• _Records shown_
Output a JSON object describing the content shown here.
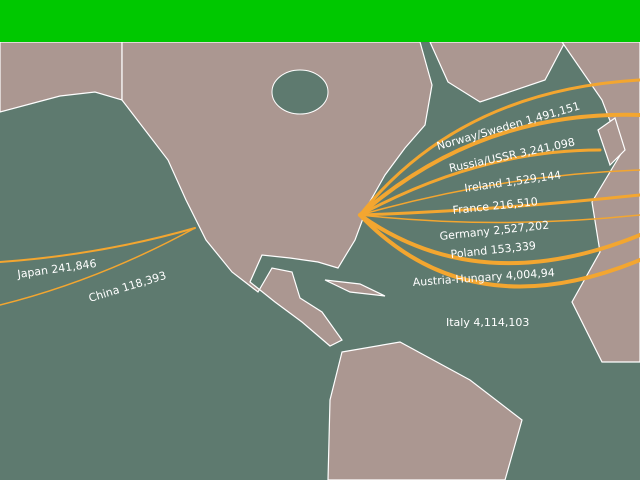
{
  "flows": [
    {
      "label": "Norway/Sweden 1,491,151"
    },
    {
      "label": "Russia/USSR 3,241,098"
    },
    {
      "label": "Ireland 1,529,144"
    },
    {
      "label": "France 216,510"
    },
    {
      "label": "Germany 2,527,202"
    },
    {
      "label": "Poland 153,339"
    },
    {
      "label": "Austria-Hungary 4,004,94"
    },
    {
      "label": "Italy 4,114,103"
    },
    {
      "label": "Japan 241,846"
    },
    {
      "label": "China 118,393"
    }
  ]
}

--

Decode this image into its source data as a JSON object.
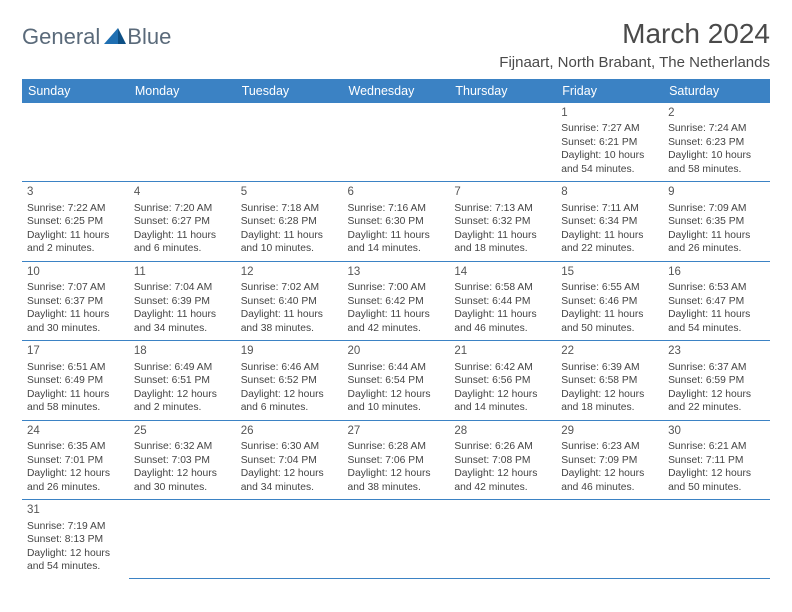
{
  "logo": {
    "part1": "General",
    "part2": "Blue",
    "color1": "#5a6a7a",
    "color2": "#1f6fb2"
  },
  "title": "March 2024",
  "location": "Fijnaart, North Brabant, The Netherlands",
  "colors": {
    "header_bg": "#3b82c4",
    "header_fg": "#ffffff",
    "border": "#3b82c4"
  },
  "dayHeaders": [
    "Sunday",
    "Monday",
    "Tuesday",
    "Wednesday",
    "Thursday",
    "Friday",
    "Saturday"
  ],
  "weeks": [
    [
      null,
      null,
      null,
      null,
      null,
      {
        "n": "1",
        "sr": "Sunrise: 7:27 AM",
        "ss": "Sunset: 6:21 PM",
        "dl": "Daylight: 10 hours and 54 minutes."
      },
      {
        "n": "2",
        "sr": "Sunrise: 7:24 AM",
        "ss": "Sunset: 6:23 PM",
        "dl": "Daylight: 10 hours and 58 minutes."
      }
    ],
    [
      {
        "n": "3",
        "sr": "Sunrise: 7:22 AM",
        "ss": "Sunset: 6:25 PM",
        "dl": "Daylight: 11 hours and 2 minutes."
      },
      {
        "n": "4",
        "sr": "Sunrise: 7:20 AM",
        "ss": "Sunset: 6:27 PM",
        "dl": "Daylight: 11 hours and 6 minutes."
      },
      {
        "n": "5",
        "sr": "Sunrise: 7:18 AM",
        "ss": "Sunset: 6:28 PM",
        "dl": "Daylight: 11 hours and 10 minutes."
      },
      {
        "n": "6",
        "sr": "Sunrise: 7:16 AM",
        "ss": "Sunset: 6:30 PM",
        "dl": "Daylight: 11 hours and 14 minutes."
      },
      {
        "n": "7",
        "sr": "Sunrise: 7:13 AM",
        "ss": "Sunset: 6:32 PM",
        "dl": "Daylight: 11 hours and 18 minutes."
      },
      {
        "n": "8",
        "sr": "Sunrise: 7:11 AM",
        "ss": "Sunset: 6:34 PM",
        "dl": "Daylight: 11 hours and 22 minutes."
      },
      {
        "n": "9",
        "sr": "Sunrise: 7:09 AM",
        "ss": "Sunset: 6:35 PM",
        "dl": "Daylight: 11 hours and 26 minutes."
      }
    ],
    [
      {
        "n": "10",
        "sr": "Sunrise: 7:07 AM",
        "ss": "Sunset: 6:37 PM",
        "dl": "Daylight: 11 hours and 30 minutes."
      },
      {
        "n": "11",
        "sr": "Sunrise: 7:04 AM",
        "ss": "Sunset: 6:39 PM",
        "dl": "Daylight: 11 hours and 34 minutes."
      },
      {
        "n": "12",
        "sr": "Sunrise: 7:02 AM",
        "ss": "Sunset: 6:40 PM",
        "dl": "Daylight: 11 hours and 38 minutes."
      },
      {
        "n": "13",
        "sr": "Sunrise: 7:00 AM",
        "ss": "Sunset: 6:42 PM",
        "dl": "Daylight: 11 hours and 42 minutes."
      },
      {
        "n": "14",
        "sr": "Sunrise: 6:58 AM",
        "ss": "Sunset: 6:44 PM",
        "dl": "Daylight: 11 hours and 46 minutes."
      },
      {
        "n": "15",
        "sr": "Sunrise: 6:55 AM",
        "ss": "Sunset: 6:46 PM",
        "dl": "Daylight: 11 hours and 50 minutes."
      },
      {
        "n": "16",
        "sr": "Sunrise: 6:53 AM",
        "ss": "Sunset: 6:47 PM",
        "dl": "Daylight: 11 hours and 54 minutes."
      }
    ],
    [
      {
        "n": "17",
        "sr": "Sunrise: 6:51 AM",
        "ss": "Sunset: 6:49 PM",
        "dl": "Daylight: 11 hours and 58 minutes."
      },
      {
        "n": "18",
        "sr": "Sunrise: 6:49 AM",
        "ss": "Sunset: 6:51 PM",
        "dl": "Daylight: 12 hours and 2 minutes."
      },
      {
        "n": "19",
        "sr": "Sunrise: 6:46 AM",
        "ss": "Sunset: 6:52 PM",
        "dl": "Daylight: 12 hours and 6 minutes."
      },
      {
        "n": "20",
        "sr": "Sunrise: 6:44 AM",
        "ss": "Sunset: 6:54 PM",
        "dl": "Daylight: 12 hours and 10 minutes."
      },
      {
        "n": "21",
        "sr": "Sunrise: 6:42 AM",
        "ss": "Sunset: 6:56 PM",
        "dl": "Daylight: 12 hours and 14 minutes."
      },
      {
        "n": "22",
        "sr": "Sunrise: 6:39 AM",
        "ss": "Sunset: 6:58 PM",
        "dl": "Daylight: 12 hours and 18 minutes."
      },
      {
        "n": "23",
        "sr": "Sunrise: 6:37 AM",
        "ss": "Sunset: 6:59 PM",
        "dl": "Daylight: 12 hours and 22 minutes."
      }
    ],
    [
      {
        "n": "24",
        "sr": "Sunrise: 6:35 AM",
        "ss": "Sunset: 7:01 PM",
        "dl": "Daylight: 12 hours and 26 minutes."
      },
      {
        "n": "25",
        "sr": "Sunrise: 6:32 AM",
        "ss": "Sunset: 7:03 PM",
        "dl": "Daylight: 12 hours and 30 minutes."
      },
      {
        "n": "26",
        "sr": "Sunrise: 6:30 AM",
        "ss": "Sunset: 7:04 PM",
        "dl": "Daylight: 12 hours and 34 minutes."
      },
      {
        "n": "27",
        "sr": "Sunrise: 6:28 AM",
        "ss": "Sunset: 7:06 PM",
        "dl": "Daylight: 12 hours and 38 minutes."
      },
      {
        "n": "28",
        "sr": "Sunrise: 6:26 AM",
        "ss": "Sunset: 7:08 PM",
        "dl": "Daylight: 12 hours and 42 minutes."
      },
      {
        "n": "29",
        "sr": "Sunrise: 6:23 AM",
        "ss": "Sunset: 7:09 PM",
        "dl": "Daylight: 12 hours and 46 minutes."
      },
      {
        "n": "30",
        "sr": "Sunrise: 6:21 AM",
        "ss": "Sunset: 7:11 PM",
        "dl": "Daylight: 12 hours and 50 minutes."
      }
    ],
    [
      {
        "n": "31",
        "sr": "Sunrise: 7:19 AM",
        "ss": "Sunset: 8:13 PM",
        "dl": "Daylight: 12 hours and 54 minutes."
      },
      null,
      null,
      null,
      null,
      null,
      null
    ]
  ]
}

• _What is required_
Filter the records, keeping only lines that contain "object", and show those lines.

• _Answer for the task_
Output a JSON object describing the content shown here.
Decode this image into its source data as a JSON object.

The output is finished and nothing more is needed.